## BEGIN Material for the task

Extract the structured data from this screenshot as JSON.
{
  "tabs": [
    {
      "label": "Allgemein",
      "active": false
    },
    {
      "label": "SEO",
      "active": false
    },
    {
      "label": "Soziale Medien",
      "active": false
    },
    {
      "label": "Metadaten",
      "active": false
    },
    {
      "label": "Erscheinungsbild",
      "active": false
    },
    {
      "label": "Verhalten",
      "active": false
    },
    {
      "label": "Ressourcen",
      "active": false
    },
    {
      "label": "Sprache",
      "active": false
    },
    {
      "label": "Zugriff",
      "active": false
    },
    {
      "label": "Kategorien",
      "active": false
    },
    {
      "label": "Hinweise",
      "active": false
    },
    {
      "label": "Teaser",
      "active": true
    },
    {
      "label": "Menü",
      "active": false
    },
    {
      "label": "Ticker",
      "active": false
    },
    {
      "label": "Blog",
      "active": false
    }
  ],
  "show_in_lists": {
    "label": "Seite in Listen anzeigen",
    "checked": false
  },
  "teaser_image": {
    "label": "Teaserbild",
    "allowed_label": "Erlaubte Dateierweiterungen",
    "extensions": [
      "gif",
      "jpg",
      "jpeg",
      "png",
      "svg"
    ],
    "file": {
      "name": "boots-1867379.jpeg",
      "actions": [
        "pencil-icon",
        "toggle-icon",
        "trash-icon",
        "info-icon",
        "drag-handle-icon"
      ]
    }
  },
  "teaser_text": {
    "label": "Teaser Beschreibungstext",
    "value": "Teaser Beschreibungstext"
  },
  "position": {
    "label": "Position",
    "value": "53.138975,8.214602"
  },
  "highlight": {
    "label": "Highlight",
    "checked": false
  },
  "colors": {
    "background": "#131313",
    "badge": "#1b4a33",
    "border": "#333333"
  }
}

## END Material for the task

## Instruction
Your task is to quote the listing above word for word.

## Response for this exercise
Extract the structured data from this screenshot as JSON.
{
  "tabs": [
    {
      "label": "Allgemein",
      "active": false
    },
    {
      "label": "SEO",
      "active": false
    },
    {
      "label": "Soziale Medien",
      "active": false
    },
    {
      "label": "Metadaten",
      "active": false
    },
    {
      "label": "Erscheinungsbild",
      "active": false
    },
    {
      "label": "Verhalten",
      "active": false
    },
    {
      "label": "Ressourcen",
      "active": false
    },
    {
      "label": "Sprache",
      "active": false
    },
    {
      "label": "Zugriff",
      "active": false
    },
    {
      "label": "Kategorien",
      "active": false
    },
    {
      "label": "Hinweise",
      "active": false
    },
    {
      "label": "Teaser",
      "active": true
    },
    {
      "label": "Menü",
      "active": false
    },
    {
      "label": "Ticker",
      "active": false
    },
    {
      "label": "Blog",
      "active": false
    }
  ],
  "show_in_lists": {
    "label": "Seite in Listen anzeigen",
    "checked": false
  },
  "teaser_image": {
    "label": "Teaserbild",
    "allowed_label": "Erlaubte Dateierweiterungen",
    "extensions": [
      "gif",
      "jpg",
      "jpeg",
      "png",
      "svg"
    ],
    "file": {
      "name": "boots-1867379.jpeg",
      "actions": [
        "pencil-icon",
        "toggle-icon",
        "trash-icon",
        "info-icon",
        "drag-handle-icon"
      ]
    }
  },
  "teaser_text": {
    "label": "Teaser Beschreibungstext",
    "value": "Teaser Beschreibungstext"
  },
  "position": {
    "label": "Position",
    "value": "53.138975,8.214602"
  },
  "highlight": {
    "label": "Highlight",
    "checked": false
  },
  "colors": {
    "background": "#131313",
    "badge": "#1b4a33",
    "border": "#333333"
  }
}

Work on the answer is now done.